**DIRECTIVE:** Can you quote the records below in full, word for word?

**SUPPLIED RECORDS:**
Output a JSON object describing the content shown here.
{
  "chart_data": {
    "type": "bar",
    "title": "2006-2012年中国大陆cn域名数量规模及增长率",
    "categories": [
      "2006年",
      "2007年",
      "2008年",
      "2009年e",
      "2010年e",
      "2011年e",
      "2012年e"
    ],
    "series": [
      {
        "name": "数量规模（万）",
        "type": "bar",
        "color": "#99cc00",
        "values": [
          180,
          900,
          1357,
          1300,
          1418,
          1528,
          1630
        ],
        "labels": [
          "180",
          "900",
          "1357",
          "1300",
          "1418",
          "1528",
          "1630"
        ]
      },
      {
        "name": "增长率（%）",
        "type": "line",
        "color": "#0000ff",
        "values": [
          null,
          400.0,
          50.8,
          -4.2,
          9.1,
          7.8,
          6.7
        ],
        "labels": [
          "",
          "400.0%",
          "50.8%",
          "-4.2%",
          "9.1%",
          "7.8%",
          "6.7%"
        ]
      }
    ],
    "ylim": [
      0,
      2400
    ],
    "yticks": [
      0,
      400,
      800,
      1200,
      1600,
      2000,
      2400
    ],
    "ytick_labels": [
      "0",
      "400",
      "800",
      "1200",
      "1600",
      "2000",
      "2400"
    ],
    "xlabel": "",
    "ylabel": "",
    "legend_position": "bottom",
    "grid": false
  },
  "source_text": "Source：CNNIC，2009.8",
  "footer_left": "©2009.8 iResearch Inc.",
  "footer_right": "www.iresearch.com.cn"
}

**CORRECT OUTPUT:**
Output a JSON object describing the content shown here.
{
  "chart_data": {
    "type": "bar",
    "title": "2006-2012年中国大陆cn域名数量规模及增长率",
    "categories": [
      "2006年",
      "2007年",
      "2008年",
      "2009年e",
      "2010年e",
      "2011年e",
      "2012年e"
    ],
    "series": [
      {
        "name": "数量规模（万）",
        "type": "bar",
        "color": "#99cc00",
        "values": [
          180,
          900,
          1357,
          1300,
          1418,
          1528,
          1630
        ],
        "labels": [
          "180",
          "900",
          "1357",
          "1300",
          "1418",
          "1528",
          "1630"
        ]
      },
      {
        "name": "增长率（%）",
        "type": "line",
        "color": "#0000ff",
        "values": [
          null,
          400.0,
          50.8,
          -4.2,
          9.1,
          7.8,
          6.7
        ],
        "labels": [
          "",
          "400.0%",
          "50.8%",
          "-4.2%",
          "9.1%",
          "7.8%",
          "6.7%"
        ]
      }
    ],
    "ylim": [
      0,
      2400
    ],
    "yticks": [
      0,
      400,
      800,
      1200,
      1600,
      2000,
      2400
    ],
    "ytick_labels": [
      "0",
      "400",
      "800",
      "1200",
      "1600",
      "2000",
      "2400"
    ],
    "xlabel": "",
    "ylabel": "",
    "legend_position": "bottom",
    "grid": false
  },
  "source_text": "Source：CNNIC，2009.8",
  "footer_left": "©2009.8 iResearch Inc.",
  "footer_right": "www.iresearch.com.cn"
}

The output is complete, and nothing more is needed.